AIM OF THE TASK: Copy each line of the listings below verbatim, omitting the pictures.

** start of DATA TO USE **

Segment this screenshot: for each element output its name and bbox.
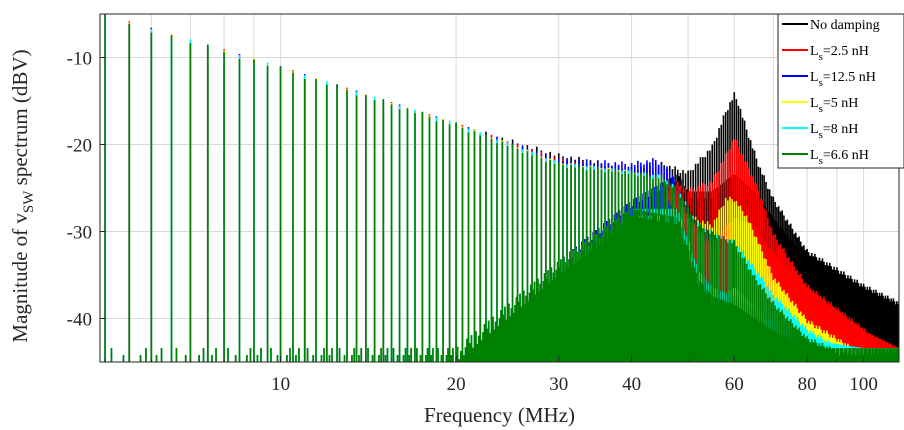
plot-area [104,14,899,362]
legend-label: Ls=6.6 nH [810,148,869,167]
legend-label: Ls=12.5 nH [810,70,876,89]
y-axis-title-subscript: SW [21,190,37,213]
x-axis-title: Frequency (MHz) [424,403,575,427]
axes-box [99,13,900,363]
legend-item: Ls=8 nH [782,122,858,141]
legend-label: No damping [810,18,880,33]
y-tick-label: -40 [67,310,92,331]
x-tick-label: 100 [849,374,878,395]
legend-box [777,13,904,169]
legend-item: No damping [782,18,880,33]
series-ls-6-6-nh [104,14,899,362]
legend-item: Ls=2.5 nH [782,44,869,63]
y-axis-title: Magnitude of vSW spectrum (dBV) [8,49,37,342]
y-tick-label: -20 [67,136,92,157]
x-tick-label: 20 [447,374,466,395]
x-tick-label: 10 [271,374,290,395]
legend-label: Ls=5 nH [810,96,858,115]
y-axis-title-prefix: Magnitude of v [8,213,32,343]
x-tick-label: 60 [725,374,744,395]
legend-item: Ls=12.5 nH [782,70,876,89]
legend-item: Ls=6.6 nH [782,148,869,167]
legend: No damping Ls=2.5 nH Ls=12.5 nH Ls=5 nH Ls=8… [777,13,904,169]
series-line [104,14,899,362]
legend-label: Ls=8 nH [810,122,858,141]
legend-item: Ls=5 nH [782,96,858,115]
y-tick-label: -30 [67,223,92,244]
x-tick-label: 40 [622,374,641,395]
axis-ticks: 10 20 30 40 60 80 100 -40 -30 -20 -10 [67,49,878,396]
y-tick-label: -10 [67,49,92,70]
x-tick-label: 30 [549,374,568,395]
y-axis-title-suffix: spectrum (dBV) [8,49,32,190]
x-tick-label: 80 [798,374,817,395]
legend-label: Ls=2.5 nH [810,44,869,63]
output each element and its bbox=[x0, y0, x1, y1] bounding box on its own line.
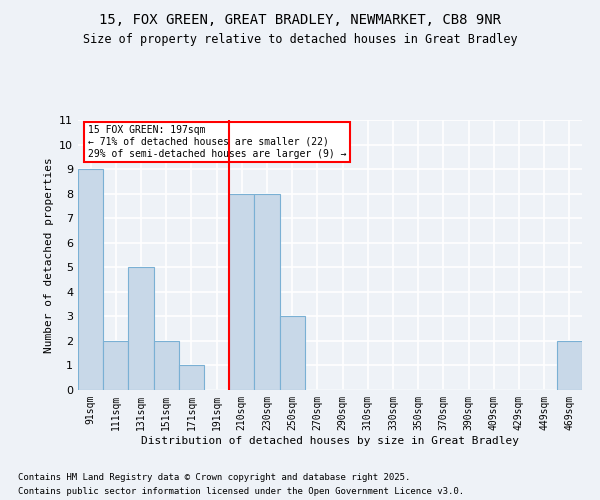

** end of DATA TO USE **

REPLY:
Segment this screenshot: for each element output its name and bbox.
plot-area [104,14,899,362]
legend-label: Ls=6.6 nH [810,148,869,167]
legend-label: Ls=12.5 nH [810,70,876,89]
y-axis-title-subscript: SW [21,190,37,213]
x-axis-title: Frequency (MHz) [424,403,575,427]
axes-box [99,13,900,363]
legend-item: Ls=8 nH [782,122,858,141]
legend-label: No damping [810,18,880,33]
y-tick-label: -40 [67,310,92,331]
x-tick-label: 100 [849,374,878,395]
legend-box [777,13,904,169]
legend-item: No damping [782,18,880,33]
series-ls-6-6-nh [104,14,899,362]
legend-item: Ls=2.5 nH [782,44,869,63]
y-axis-title: Magnitude of vSW spectrum (dBV) [8,49,37,342]
y-tick-label: -20 [67,136,92,157]
x-tick-label: 20 [447,374,466,395]
x-tick-label: 10 [271,374,290,395]
legend-label: Ls=5 nH [810,96,858,115]
y-axis-title-prefix: Magnitude of v [8,213,32,343]
x-tick-label: 60 [725,374,744,395]
legend-item: Ls=12.5 nH [782,70,876,89]
legend-item: Ls=6.6 nH [782,148,869,167]
legend: No damping Ls=2.5 nH Ls=12.5 nH Ls=5 nH Ls=8… [777,13,904,169]
series-line [104,14,899,362]
legend-label: Ls=8 nH [810,122,858,141]
legend-item: Ls=5 nH [782,96,858,115]
y-tick-label: -30 [67,223,92,244]
x-tick-label: 40 [622,374,641,395]
axis-ticks: 10 20 30 40 60 80 100 -40 -30 -20 -10 [67,49,878,396]
y-tick-label: -10 [67,49,92,70]
x-tick-label: 30 [549,374,568,395]
y-axis-title-suffix: spectrum (dBV) [8,49,32,190]
x-tick-label: 80 [798,374,817,395]
legend-label: Ls=2.5 nH [810,44,869,63]
output each element and its bbox=[x0, y0, x1, y1] bounding box on its own line.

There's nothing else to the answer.